Task:
Edit the listing below so that every "answer-option" becomes "choice", keeping everything else unchanged. Leave the pictures out of your answer.

Information provided:

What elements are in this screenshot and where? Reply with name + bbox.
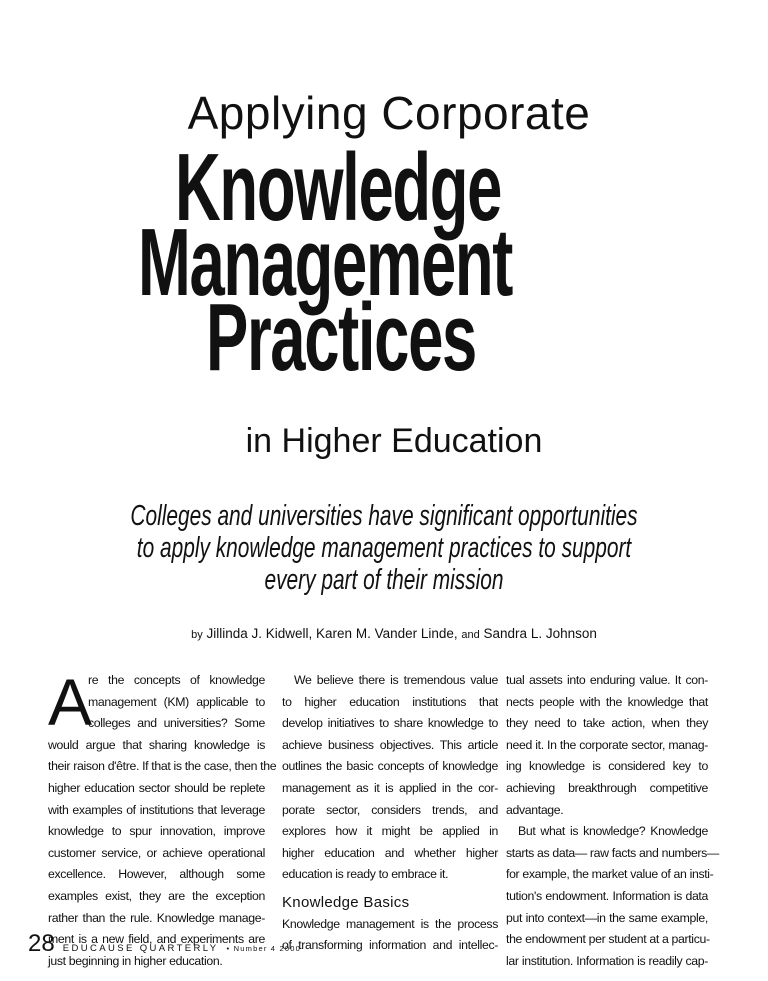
text-line: education is ready to embrace it. [282,867,449,882]
byline-authors: Jillinda J. Kidwell, Karen M. Vander Linde, [206,626,458,641]
text-line: of transforming information and intellec- [282,938,498,953]
text-line: just beginning in higher education. [48,953,223,968]
text-line: But what is knowledge? Knowledge [518,824,708,839]
text-line: knowledge to spur innovation, improve [48,824,265,839]
page-footer [28,930,301,958]
text-line: with examples of institutions that leverage [48,802,265,817]
text-line: higher education sector should be replete [48,780,265,795]
issue-info: • Number 4 2000 [226,944,301,953]
text-line: tual assets into enduring value. It con- [506,673,708,687]
text-line: to higher education institutions that [282,694,498,709]
column-1 [48,665,277,972]
deck-line: to apply knowledge management practices to support [136,532,632,564]
text-line: excellence. However, although some [48,867,265,882]
text-line: ing knowledge is considered key to [506,759,708,774]
column-2 [282,670,498,957]
text-line: re the concepts of knowledge [88,673,265,687]
text-line: higher education and whether higher [282,845,498,860]
text-line: would argue that sharing knowledge is [48,737,265,752]
text-line: explores how it might be applied in [282,824,498,839]
text-line: colleges and universities? Some [88,716,265,731]
byline [0,626,768,641]
column-3 [506,670,719,972]
page-number: 28 [28,930,55,957]
text-line: achieving breakthrough competitive [506,780,708,795]
deck [0,500,768,596]
text-line: management as it is applied in the cor- [282,780,498,795]
byline-and: and [461,629,480,641]
title-line-practices: Practices [206,284,476,391]
text-line: they need to take action, when they [506,716,708,731]
text-line: examples exist, they are the exception [48,888,265,903]
drop-cap: A [48,665,93,739]
text-line: for example, the market value of an insti- [506,867,714,882]
text-line: Knowledge management is the process [282,916,498,931]
title-subtitle: in Higher Education [245,422,543,460]
text-line: porate sector, considers trends, and [282,802,498,817]
title-kicker: Applying Corporate [187,87,591,139]
text-line: We believe there is tremendous value [294,673,498,687]
title-line-management: Management [138,209,513,316]
text-line: need it. In the corporate sector, manag- [506,737,708,752]
text-line: the endowment per student at a particu- [506,932,710,947]
byline-author-last: Sandra L. Johnson [483,626,597,641]
text-line: achieve business objectives. This article [282,737,498,752]
text-line: advantage. [506,802,564,817]
text-line: develop initiatives to share knowledge to [282,716,498,731]
text-line: starts as data— raw facts and numbers— [506,845,719,860]
text-line: tution's endowment. Information is data [506,888,708,903]
text-line: nects people with the knowledge that [506,694,708,709]
text-line: ment is a new field, and experiments are [48,932,265,947]
text-line: their raison d'être. If that is the case, then the [48,759,277,774]
deck-line: every part of their mission [264,564,504,596]
text-line: lar institution. Information is readily cap- [506,953,708,968]
byline-by: by [191,629,203,641]
text-line: management (KM) applicable to [88,694,265,709]
text-line: put into context—in the same example, [506,910,708,925]
section-heading: Knowledge Basics [282,893,410,911]
text-line: outlines the basic concepts of knowledge [282,759,498,774]
text-line: rather than the rule. Knowledge manage- [48,910,265,925]
deck-line: Colleges and universities have significant opportunities [130,500,638,532]
title-line-knowledge: Knowledge [175,134,502,241]
publication-name: EDUCAUSE QUARTERLY [62,943,219,954]
text-line: customer service, or achieve operational [48,845,265,860]
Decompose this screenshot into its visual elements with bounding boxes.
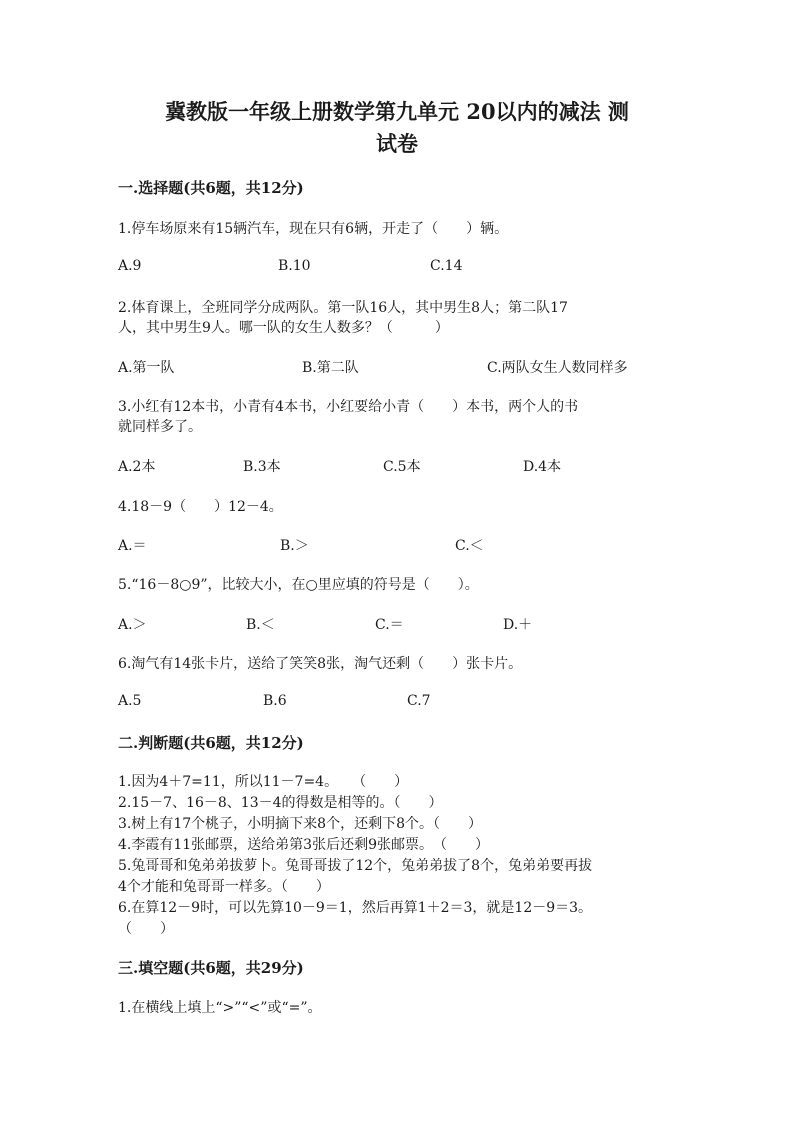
answer-option: A.第一队 bbox=[118, 360, 175, 376]
answer-option: C.两队女生人数同样多 bbox=[487, 360, 628, 376]
answer-option: A.＞ bbox=[118, 617, 147, 633]
judgement-line: 4个才能和兔哥哥一样多。（ ） bbox=[118, 879, 330, 895]
answer-option: C.14 bbox=[430, 258, 463, 274]
section-heading-judgement: 二.判断题(共6题，共12分) bbox=[118, 734, 304, 752]
judgement-line: 5.兔哥哥和兔弟弟拔萝卜。兔哥哥拔了12个，兔弟弟拔了8个，兔弟弟要再拔 bbox=[118, 858, 593, 874]
answer-option: B.第二队 bbox=[302, 360, 359, 376]
section-heading-fill: 三.填空题(共6题，共29分) bbox=[118, 959, 304, 977]
question-text: 3.小红有12本书，小青有4本书，小红要给小青（ ）本书，两个人的书 bbox=[118, 399, 579, 415]
question-text: 1.停车场原来有15辆汽车，现在只有6辆，开走了（ ）辆。 bbox=[118, 221, 509, 237]
answer-option: C.5本 bbox=[383, 459, 421, 475]
question-text: 就同样多了。 bbox=[118, 419, 202, 435]
judgement-line: 2.15－7、16－8、13－4的得数是相等的。（ ） bbox=[118, 795, 443, 811]
question-text: 2.体育课上，全班同学分成两队。第一队16人，其中男生8人；第二队17 bbox=[118, 300, 568, 316]
answer-option: A.2本 bbox=[118, 459, 156, 475]
fill-question-text: 1.在横线上填上“>”“<”或“=”。 bbox=[118, 1000, 322, 1016]
answer-option: B.＜ bbox=[246, 617, 275, 633]
judgement-line: 6.在算12－9时，可以先算10－9＝1，然后再算1＋2＝3，就是12－9＝3。 bbox=[118, 900, 593, 916]
answer-option: D.＋ bbox=[503, 617, 533, 633]
answer-option: B.＞ bbox=[280, 538, 309, 554]
answer-option: B.10 bbox=[278, 258, 311, 274]
judgement-line: （ ） bbox=[118, 921, 174, 937]
exam-title-line-2: 试卷 bbox=[376, 131, 418, 156]
answer-option: B.3本 bbox=[243, 459, 281, 475]
section-heading-choice: 一.选择题(共6题，共12分) bbox=[118, 179, 304, 197]
answer-option: C.＝ bbox=[375, 617, 404, 633]
exam-title-line-1: 冀教版一年级上册数学第九单元 20以内的减法 测 bbox=[165, 99, 629, 124]
question-text: 人，其中男生9人。哪一队的女生人数多？（ ） bbox=[118, 320, 449, 336]
answer-option: C.＜ bbox=[455, 538, 484, 554]
answer-option: A.9 bbox=[118, 258, 142, 274]
question-text: 5.“16－8○9”，比较大小，在○里应填的符号是（ ）。 bbox=[118, 577, 479, 593]
judgement-line: 4.李霞有11张邮票，送给弟第3张后还剩9张邮票。 （ ） bbox=[118, 837, 489, 853]
answer-option: B.6 bbox=[263, 693, 287, 709]
question-text: 4.18－9（ ）12－4。 bbox=[118, 499, 283, 515]
judgement-line: 3.树上有17个桃子，小明摘下来8个，还剩下8个。（ ） bbox=[118, 816, 482, 832]
question-text: 6.淘气有14张卡片，送给了笑笑8张，淘气还剩（ ）张卡片。 bbox=[118, 656, 523, 672]
judgement-line: 1.因为4＋7=11，所以11－7=4。 （ ） bbox=[118, 774, 409, 790]
answer-option: D.4本 bbox=[523, 459, 562, 475]
answer-option: C.7 bbox=[407, 693, 431, 709]
answer-option: A.＝ bbox=[118, 538, 147, 554]
answer-option: A.5 bbox=[118, 693, 142, 709]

Task result:
What elements are in this screenshot and where? Reply with name + bbox.
text-line: education is ready to embrace it. [282,867,449,882]
byline-authors: Jillinda J. Kidwell, Karen M. Vander Linde, [206,626,458,641]
text-line: of transforming information and intellec- [282,938,498,953]
text-line: just beginning in higher education. [48,953,223,968]
text-line: But what is knowledge? Knowledge [518,824,708,839]
text-line: knowledge to spur innovation, improve [48,824,265,839]
page-footer [28,930,301,958]
text-line: with examples of institutions that leverage [48,802,265,817]
text-line: higher education sector should be replete [48,780,265,795]
issue-info: • Number 4 2000 [226,944,301,953]
text-line: tual assets into enduring value. It con- [506,673,708,687]
text-line: to higher education institutions that [282,694,498,709]
column-1 [48,665,277,972]
deck-line: to apply knowledge management practices to support [136,532,632,564]
text-line: excellence. However, although some [48,867,265,882]
text-line: ing knowledge is considered key to [506,759,708,774]
column-2 [282,670,498,957]
text-line: re the concepts of knowledge [88,673,265,687]
text-line: higher education and whether higher [282,845,498,860]
text-line: would argue that sharing knowledge is [48,737,265,752]
text-line: explores how it might be applied in [282,824,498,839]
text-line: colleges and universities? Some [88,716,265,731]
byline [0,626,768,641]
column-3 [506,670,719,972]
page-number: 28 [28,930,55,957]
text-line: achieving breakthrough competitive [506,780,708,795]
deck [0,500,768,596]
text-line: management as it is applied in the cor- [282,780,498,795]
byline-and: and [461,629,480,641]
title-line-practices: Practices [206,284,476,391]
text-line: they need to take action, when they [506,716,708,731]
text-line: examples exist, they are the exception [48,888,265,903]
drop-cap: A [48,665,93,739]
text-line: for example, the market value of an insti- [506,867,714,882]
text-line: Knowledge management is the process [282,916,498,931]
title-subtitle: in Higher Education [245,422,543,460]
text-line: porate sector, considers trends, and [282,802,498,817]
title-kicker: Applying Corporate [187,87,591,139]
text-line: We believe there is tremendous value [294,673,498,687]
title-line-management: Management [138,209,513,316]
text-line: need it. In the corporate sector, manag- [506,737,708,752]
text-line: the endowment per student at a particu- [506,932,710,947]
byline-author-last: Sandra L. Johnson [483,626,597,641]
text-line: achieve business objectives. This article [282,737,498,752]
text-line: advantage. [506,802,564,817]
text-line: develop initiatives to share knowledge to [282,716,498,731]
text-line: starts as data— raw facts and numbers— [506,845,719,860]
text-line: tution's endowment. Information is data [506,888,708,903]
text-line: nects people with the knowledge that [506,694,708,709]
text-line: ment is a new field, and experiments are [48,932,265,947]
text-line: their raison d'être. If that is the case, then the [48,759,277,774]
deck-line: every part of their mission [264,564,504,596]
text-line: lar institution. Information is readily cap- [506,953,708,968]
byline-by: by [191,629,203,641]
text-line: management (KM) applicable to [88,694,265,709]
text-line: put into context—in the same example, [506,910,708,925]
section-heading: Knowledge Basics [282,893,410,911]
text-line: outlines the basic concepts of knowledge [282,759,498,774]
text-line: rather than the rule. Knowledge manage- [48,910,265,925]
deck-line: Colleges and universities have significant opportunities [130,500,638,532]
title-line-knowledge: Knowledge [175,134,502,241]
publication-name: EDUCAUSE QUARTERLY [62,943,219,954]
text-line: customer service, or achieve operational [48,845,265,860]
Decompose this screenshot into its visual elements with bounding boxes.
choice: A.第一队 bbox=[118, 360, 175, 376]
choice: C.两队女生人数同样多 bbox=[487, 360, 628, 376]
choice: A.＞ bbox=[118, 617, 147, 633]
judgement-line: 4个才能和兔哥哥一样多。（ ） bbox=[118, 879, 330, 895]
choice: C.14 bbox=[430, 258, 463, 274]
section-heading-judgement: 二.判断题(共6题，共12分) bbox=[118, 734, 304, 752]
judgement-line: 5.兔哥哥和兔弟弟拔萝卜。兔哥哥拔了12个，兔弟弟拔了8个，兔弟弟要再拔 bbox=[118, 858, 593, 874]
choice: B.第二队 bbox=[302, 360, 359, 376]
section-heading-fill: 三.填空题(共6题，共29分) bbox=[118, 959, 304, 977]
question-text: 3.小红有12本书，小青有4本书，小红要给小青（ ）本书，两个人的书 bbox=[118, 399, 579, 415]
question-text: 1.停车场原来有15辆汽车，现在只有6辆，开走了（ ）辆。 bbox=[118, 221, 509, 237]
choice: C.5本 bbox=[383, 459, 421, 475]
question-text: 就同样多了。 bbox=[118, 419, 202, 435]
judgement-line: 2.15－7、16－8、13－4的得数是相等的。（ ） bbox=[118, 795, 443, 811]
question-text: 2.体育课上，全班同学分成两队。第一队16人，其中男生8人；第二队17 bbox=[118, 300, 568, 316]
choice: A.2本 bbox=[118, 459, 156, 475]
fill-question-text: 1.在横线上填上“>”“<”或“=”。 bbox=[118, 1000, 322, 1016]
choice: B.＜ bbox=[246, 617, 275, 633]
judgement-line: 6.在算12－9时，可以先算10－9＝1，然后再算1＋2＝3，就是12－9＝3。 bbox=[118, 900, 593, 916]
choice: D.＋ bbox=[503, 617, 533, 633]
choice: B.＞ bbox=[280, 538, 309, 554]
choice: B.10 bbox=[278, 258, 311, 274]
judgement-line: （ ） bbox=[118, 921, 174, 937]
exam-title-line-2: 试卷 bbox=[376, 131, 418, 156]
choice: B.3本 bbox=[243, 459, 281, 475]
section-heading-choice: 一.选择题(共6题，共12分) bbox=[118, 179, 304, 197]
choice: C.＝ bbox=[375, 617, 404, 633]
exam-title-line-1: 冀教版一年级上册数学第九单元 20以内的减法 测 bbox=[165, 99, 629, 124]
question-text: 人，其中男生9人。哪一队的女生人数多？（ ） bbox=[118, 320, 449, 336]
choice: C.＜ bbox=[455, 538, 484, 554]
choice: A.9 bbox=[118, 258, 142, 274]
question-text: 5.“16－8○9”，比较大小，在○里应填的符号是（ ）。 bbox=[118, 577, 479, 593]
judgement-line: 4.李霞有11张邮票，送给弟第3张后还剩9张邮票。 （ ） bbox=[118, 837, 489, 853]
choice: B.6 bbox=[263, 693, 287, 709]
question-text: 4.18－9（ ）12－4。 bbox=[118, 499, 283, 515]
judgement-line: 3.树上有17个桃子，小明摘下来8个，还剩下8个。（ ） bbox=[118, 816, 482, 832]
question-text: 6.淘气有14张卡片，送给了笑笑8张，淘气还剩（ ）张卡片。 bbox=[118, 656, 523, 672]
judgement-line: 1.因为4＋7=11，所以11－7=4。 （ ） bbox=[118, 774, 409, 790]
choice: D.4本 bbox=[523, 459, 562, 475]
choice: C.7 bbox=[407, 693, 431, 709]
choice: A.＝ bbox=[118, 538, 147, 554]
choice: A.5 bbox=[118, 693, 142, 709]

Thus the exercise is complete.